Exercise aim
For the copy, please give all of the data again exactly and leave the pictures out.

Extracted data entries
-- begin --

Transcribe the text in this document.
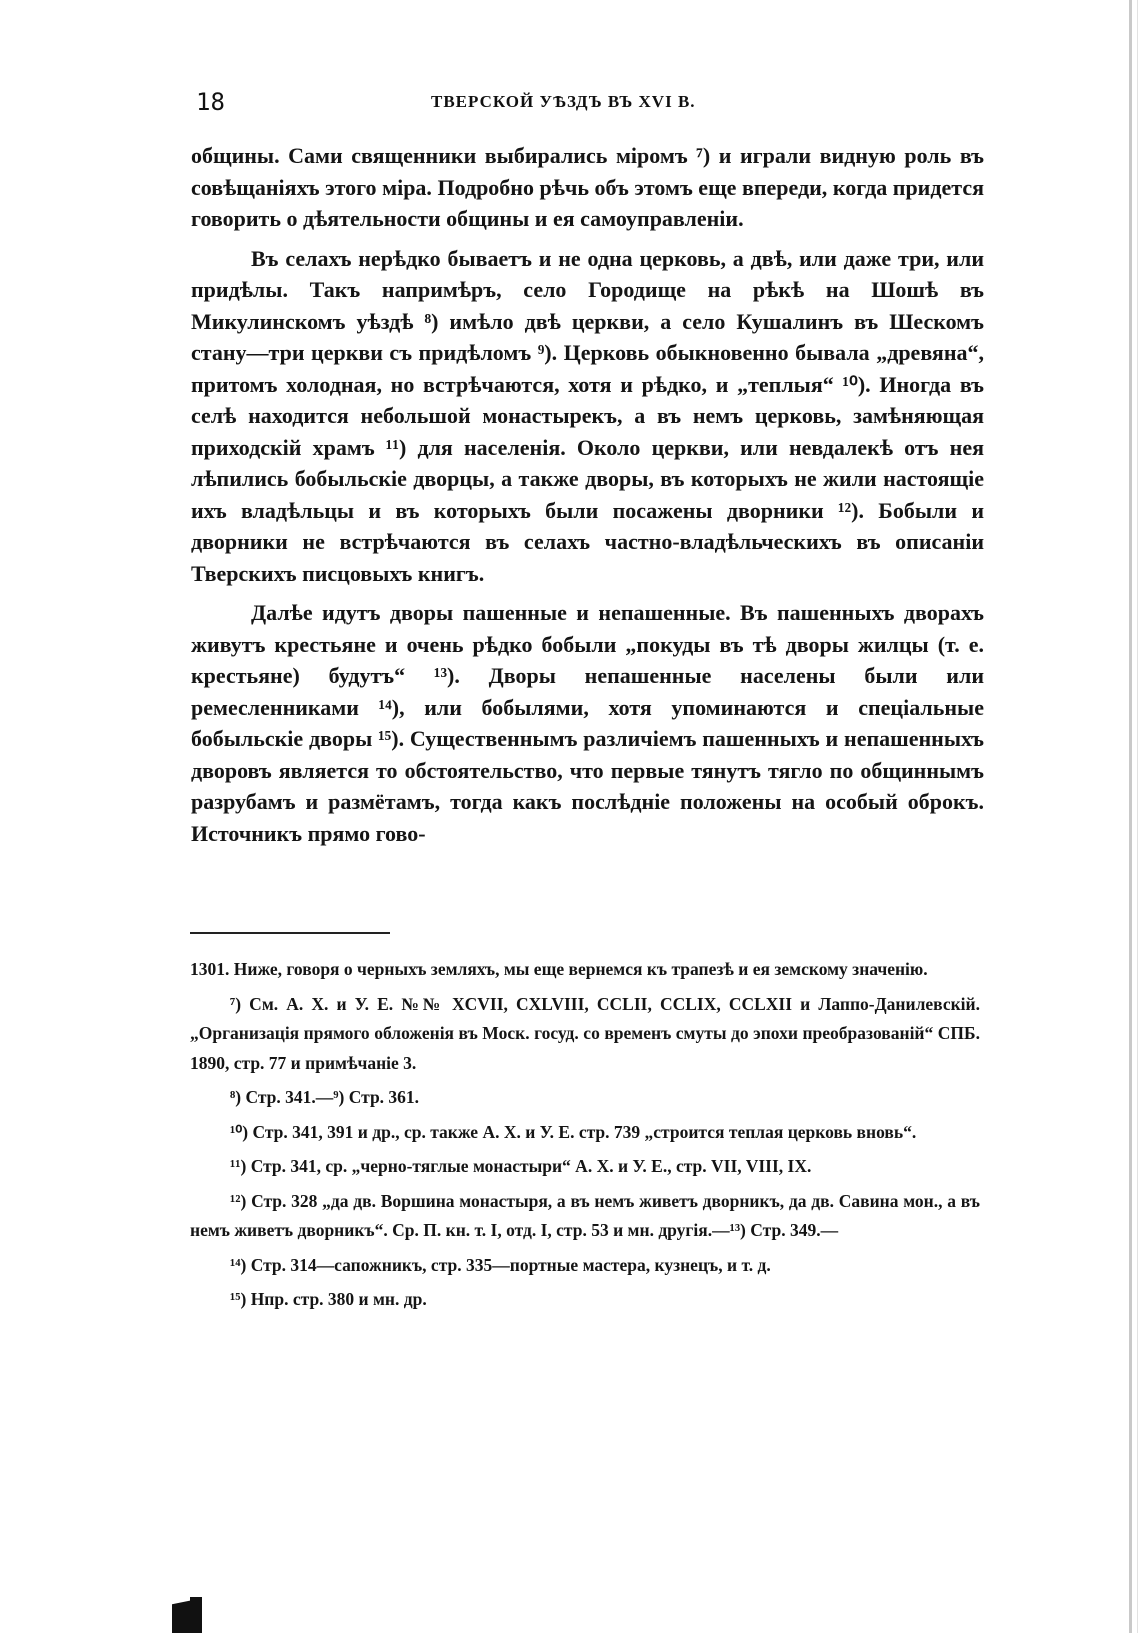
18	ТВЕРСКОЙ УѢЗДЪ ВЪ XVI В.

общины. Сами священники выбирались міромъ ⁷) и играли видную роль въ совѣщаніяхъ этого міра. Подробно рѣчь объ этомъ еще впереди, когда придется говорить о дѣятельности общины и ея самоуправленіи.

Въ селахъ нерѣдко бываетъ и не одна церковь, а двѣ, или даже три, или придѣлы. Такъ напримѣръ, село Городище на рѣкѣ на Шошѣ въ Микулинскомъ уѣздѣ ⁸) имѣло двѣ церкви, а село Кушалинъ въ Шескомъ стану—три церкви съ придѣломъ ⁹). Церковь обыкновенно бывала „древяна“, притомъ холодная, но встрѣчаются, хотя и рѣдко, и „теплыя“ ¹⁰). Иногда въ селѣ находится небольшой монастырекъ, а въ немъ церковь, замѣняющая приходскій храмъ ¹¹) для населенія. Около церкви, или невдалекѣ отъ нея лѣпились бобыльскіе дворцы, а также дворы, въ которыхъ не жили настоящіе ихъ владѣльцы и въ которыхъ были посажены дворники ¹²). Бобыли и дворники не встрѣчаются въ селахъ частно-владѣльческихъ въ описаніи Тверскихъ писцовыхъ книгъ.

Далѣе идутъ дворы пашенные и непашенные. Въ пашенныхъ дворахъ живутъ крестьяне и очень рѣдко бобыли „покуды въ тѣ дворы жилцы (т. е. крестьяне) будутъ“ ¹³). Дворы непашенные населены были или ремесленниками ¹⁴), или бобылями, хотя упоминаются и спеціальные бобыльскіе дворы ¹⁵). Существеннымъ различіемъ пашенныхъ и непашенныхъ дворовъ является то обстоятельство, что первые тянутъ тягло по общиннымъ разрубамъ и размётамъ, тогда какъ послѣдніе положены на особый оброкъ. Источникъ прямо гово-

1301. Ниже, говоря о черныхъ земляхъ, мы еще вернемся къ трапезѣ и ея земскому значенію.

⁷) См. А. Х. и У. Е. №№ XCVII, CXLVIII, CCLII, CCLIX, CCLXII и Лаппо-Данилевскій. „Организація прямого обложенія въ Моск. госуд. со временъ смуты до эпохи преобразованій“ СПБ. 1890, стр. 77 и примѣчаніе 3.

⁸) Стр. 341.—⁹) Стр. 361.

¹⁰) Стр. 341, 391 и др., ср. также А. Х. и У. Е. стр. 739 „строится теплая церковь вновь“.

¹¹) Стр. 341, ср. „черно-тяглые монастыри“ А. Х. и У. Е., стр. VII, VIII, IX.

¹²) Стр. 328 „да дв. Воршина монастыря, а въ немъ живетъ дворникъ, да дв. Савина мон., а въ немъ живетъ дворникъ“. Ср. П. кн. т. I, отд. I, стр. 53 и мн. другія.—¹³) Стр. 349.—

¹⁴) Стр. 314—сапожникъ, стр. 335—портные мастера, кузнецъ, и т. д.

¹⁵) Нпр. стр. 380 и мн. др.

-- end --

Task output
Transcribe the text in this document.
18	ТВЕРСКОЙ УѢЗДЪ ВЪ XVI В.

общины. Сами священники выбирались міромъ ⁷) и играли видную роль въ совѣщаніяхъ этого міра. Подробно рѣчь объ этомъ еще впереди, когда придется говорить о дѣятельности общины и ея самоуправленіи.

Въ селахъ нерѣдко бываетъ и не одна церковь, а двѣ, или даже три, или придѣлы. Такъ напримѣръ, село Городище на рѣкѣ на Шошѣ въ Микулинскомъ уѣздѣ ⁸) имѣло двѣ церкви, а село Кушалинъ въ Шескомъ стану—три церкви съ придѣломъ ⁹). Церковь обыкновенно бывала „древяна“, притомъ холодная, но встрѣчаются, хотя и рѣдко, и „теплыя“ ¹⁰). Иногда въ селѣ находится небольшой монастырекъ, а въ немъ церковь, замѣняющая приходскій храмъ ¹¹) для населенія. Около церкви, или невдалекѣ отъ нея лѣпились бобыльскіе дворцы, а также дворы, въ которыхъ не жили настоящіе ихъ владѣльцы и въ которыхъ были посажены дворники ¹²). Бобыли и дворники не встрѣчаются въ селахъ частно-владѣльческихъ въ описаніи Тверскихъ писцовыхъ книгъ.

Далѣе идутъ дворы пашенные и непашенные. Въ пашенныхъ дворахъ живутъ крестьяне и очень рѣдко бобыли „покуды въ тѣ дворы жилцы (т. е. крестьяне) будутъ“ ¹³). Дворы непашенные населены были или ремесленниками ¹⁴), или бобылями, хотя упоминаются и спеціальные бобыльскіе дворы ¹⁵). Существеннымъ различіемъ пашенныхъ и непашенныхъ дворовъ является то обстоятельство, что первые тянутъ тягло по общиннымъ разрубамъ и размётамъ, тогда какъ послѣдніе положены на особый оброкъ. Источникъ прямо гово-

1301. Ниже, говоря о черныхъ земляхъ, мы еще вернемся къ трапезѣ и ея земскому значенію.

⁷) См. А. Х. и У. Е. №№ XCVII, CXLVIII, CCLII, CCLIX, CCLXII и Лаппо-Данилевскій. „Организація прямого обложенія въ Моск. госуд. со временъ смуты до эпохи преобразованій“ СПБ. 1890, стр. 77 и примѣчаніе 3.

⁸) Стр. 341.—⁹) Стр. 361.

¹⁰) Стр. 341, 391 и др., ср. также А. Х. и У. Е. стр. 739 „строится теплая церковь вновь“.

¹¹) Стр. 341, ср. „черно-тяглые монастыри“ А. Х. и У. Е., стр. VII, VIII, IX.

¹²) Стр. 328 „да дв. Воршина монастыря, а въ немъ живетъ дворникъ, да дв. Савина мон., а въ немъ живетъ дворникъ“. Ср. П. кн. т. I, отд. I, стр. 53 и мн. другія.—¹³) Стр. 349.—

¹⁴) Стр. 314—сапожникъ, стр. 335—портные мастера, кузнецъ, и т. д.

¹⁵) Нпр. стр. 380 и мн. др.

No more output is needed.